====== RECORDS TO USE

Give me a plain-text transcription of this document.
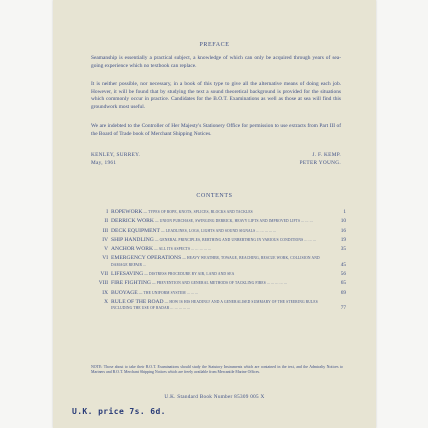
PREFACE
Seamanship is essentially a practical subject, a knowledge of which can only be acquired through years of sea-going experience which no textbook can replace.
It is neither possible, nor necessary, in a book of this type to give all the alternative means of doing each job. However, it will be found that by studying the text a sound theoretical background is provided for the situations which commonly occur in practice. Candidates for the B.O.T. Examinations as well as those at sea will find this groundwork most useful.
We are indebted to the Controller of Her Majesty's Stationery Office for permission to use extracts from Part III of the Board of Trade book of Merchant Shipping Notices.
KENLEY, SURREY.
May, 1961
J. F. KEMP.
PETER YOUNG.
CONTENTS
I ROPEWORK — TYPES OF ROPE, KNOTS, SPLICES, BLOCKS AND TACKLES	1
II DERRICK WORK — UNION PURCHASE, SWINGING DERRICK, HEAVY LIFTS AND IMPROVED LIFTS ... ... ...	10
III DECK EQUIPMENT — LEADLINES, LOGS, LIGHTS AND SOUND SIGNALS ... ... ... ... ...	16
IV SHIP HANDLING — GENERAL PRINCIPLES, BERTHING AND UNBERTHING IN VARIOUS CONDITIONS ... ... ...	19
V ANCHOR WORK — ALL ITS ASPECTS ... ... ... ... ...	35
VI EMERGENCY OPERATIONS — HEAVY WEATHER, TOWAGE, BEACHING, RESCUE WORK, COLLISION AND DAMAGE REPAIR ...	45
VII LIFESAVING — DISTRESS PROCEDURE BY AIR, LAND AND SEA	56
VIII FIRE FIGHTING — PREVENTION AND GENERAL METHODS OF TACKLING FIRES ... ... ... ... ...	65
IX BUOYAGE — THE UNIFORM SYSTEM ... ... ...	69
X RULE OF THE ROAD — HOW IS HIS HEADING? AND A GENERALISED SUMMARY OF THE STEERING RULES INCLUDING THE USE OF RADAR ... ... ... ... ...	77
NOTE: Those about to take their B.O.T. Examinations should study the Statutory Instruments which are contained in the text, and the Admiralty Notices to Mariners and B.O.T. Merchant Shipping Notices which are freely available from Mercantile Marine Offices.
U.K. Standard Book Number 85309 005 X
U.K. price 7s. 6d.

============
====== RECORDS TO USE

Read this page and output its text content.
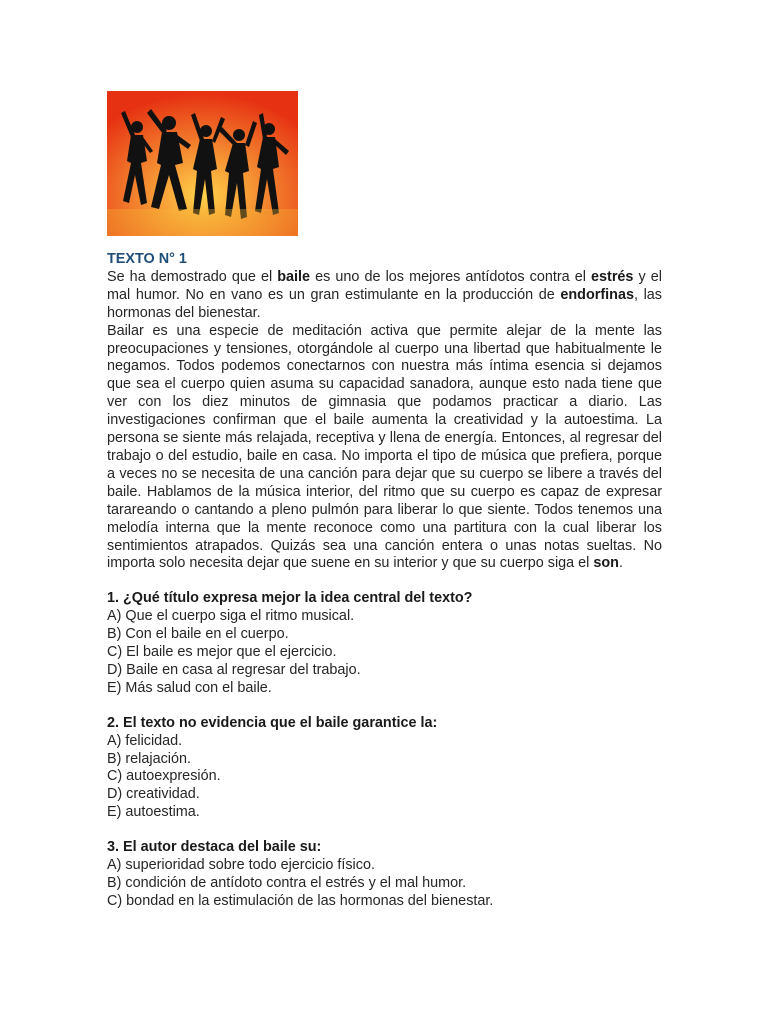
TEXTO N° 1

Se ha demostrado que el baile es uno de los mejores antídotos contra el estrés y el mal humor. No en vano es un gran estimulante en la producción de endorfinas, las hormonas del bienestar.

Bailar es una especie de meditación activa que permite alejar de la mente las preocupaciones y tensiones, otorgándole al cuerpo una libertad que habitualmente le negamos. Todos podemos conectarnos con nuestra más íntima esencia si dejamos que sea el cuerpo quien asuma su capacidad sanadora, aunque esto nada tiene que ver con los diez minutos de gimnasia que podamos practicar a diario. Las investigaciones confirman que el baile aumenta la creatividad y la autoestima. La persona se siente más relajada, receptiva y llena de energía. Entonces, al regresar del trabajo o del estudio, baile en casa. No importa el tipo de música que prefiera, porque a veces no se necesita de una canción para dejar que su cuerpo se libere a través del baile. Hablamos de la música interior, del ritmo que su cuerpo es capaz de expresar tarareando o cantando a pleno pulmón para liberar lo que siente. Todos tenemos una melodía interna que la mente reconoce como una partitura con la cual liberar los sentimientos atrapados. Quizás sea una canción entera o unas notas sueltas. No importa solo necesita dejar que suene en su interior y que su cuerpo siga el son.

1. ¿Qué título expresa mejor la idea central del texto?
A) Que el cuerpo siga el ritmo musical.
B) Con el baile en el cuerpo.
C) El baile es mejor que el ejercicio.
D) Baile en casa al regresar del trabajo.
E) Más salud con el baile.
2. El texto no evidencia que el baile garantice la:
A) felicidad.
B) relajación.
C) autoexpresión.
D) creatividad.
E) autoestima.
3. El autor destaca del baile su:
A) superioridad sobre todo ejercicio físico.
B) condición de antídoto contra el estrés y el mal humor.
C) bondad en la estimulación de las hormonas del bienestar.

============

> _WHAT YOU HAVE TO DO_
Count the lines above that contain the word "hormonas". Give only the number.

> _FINISHED ANSWER_
2